• [THE REQUEST]: In the entries that follow, count each line containing "badge" and state the total, nothing more.

═════ RECORD LIST

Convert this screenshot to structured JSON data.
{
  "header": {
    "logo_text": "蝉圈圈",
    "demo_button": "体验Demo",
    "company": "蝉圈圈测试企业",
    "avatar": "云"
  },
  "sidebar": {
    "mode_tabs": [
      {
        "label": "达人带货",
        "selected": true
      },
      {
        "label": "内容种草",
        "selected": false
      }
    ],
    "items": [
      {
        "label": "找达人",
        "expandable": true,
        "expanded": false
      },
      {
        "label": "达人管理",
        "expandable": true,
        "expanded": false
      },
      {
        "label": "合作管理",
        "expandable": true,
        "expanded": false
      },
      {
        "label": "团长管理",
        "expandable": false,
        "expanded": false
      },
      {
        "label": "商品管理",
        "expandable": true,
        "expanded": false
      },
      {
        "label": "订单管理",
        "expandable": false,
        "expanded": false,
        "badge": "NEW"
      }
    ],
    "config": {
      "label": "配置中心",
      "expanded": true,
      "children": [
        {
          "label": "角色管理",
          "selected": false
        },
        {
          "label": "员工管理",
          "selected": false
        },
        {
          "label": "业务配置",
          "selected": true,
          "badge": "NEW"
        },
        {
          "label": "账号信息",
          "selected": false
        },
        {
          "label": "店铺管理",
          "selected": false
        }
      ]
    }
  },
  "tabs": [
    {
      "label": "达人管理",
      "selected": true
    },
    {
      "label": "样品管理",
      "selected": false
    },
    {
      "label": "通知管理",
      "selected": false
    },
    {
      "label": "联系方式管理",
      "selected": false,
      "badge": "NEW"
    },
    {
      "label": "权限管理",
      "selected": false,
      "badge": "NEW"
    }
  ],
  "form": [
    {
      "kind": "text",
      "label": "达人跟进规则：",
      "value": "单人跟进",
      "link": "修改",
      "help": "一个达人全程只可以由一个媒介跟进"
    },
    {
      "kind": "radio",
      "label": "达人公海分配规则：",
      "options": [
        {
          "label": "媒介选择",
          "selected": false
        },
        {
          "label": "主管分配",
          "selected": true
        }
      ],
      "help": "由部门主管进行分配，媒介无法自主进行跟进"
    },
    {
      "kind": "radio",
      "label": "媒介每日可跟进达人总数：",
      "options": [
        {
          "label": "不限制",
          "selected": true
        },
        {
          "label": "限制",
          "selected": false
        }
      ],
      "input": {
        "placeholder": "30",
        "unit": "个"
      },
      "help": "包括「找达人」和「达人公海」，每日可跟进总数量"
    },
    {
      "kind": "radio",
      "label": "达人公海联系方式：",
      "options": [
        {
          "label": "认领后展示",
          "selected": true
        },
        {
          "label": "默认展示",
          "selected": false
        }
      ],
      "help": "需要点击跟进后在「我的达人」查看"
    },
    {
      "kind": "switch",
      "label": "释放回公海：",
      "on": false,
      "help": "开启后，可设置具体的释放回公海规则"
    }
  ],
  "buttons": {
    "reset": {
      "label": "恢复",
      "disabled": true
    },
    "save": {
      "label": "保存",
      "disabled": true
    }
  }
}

══════════

• [THE RESULT]: 4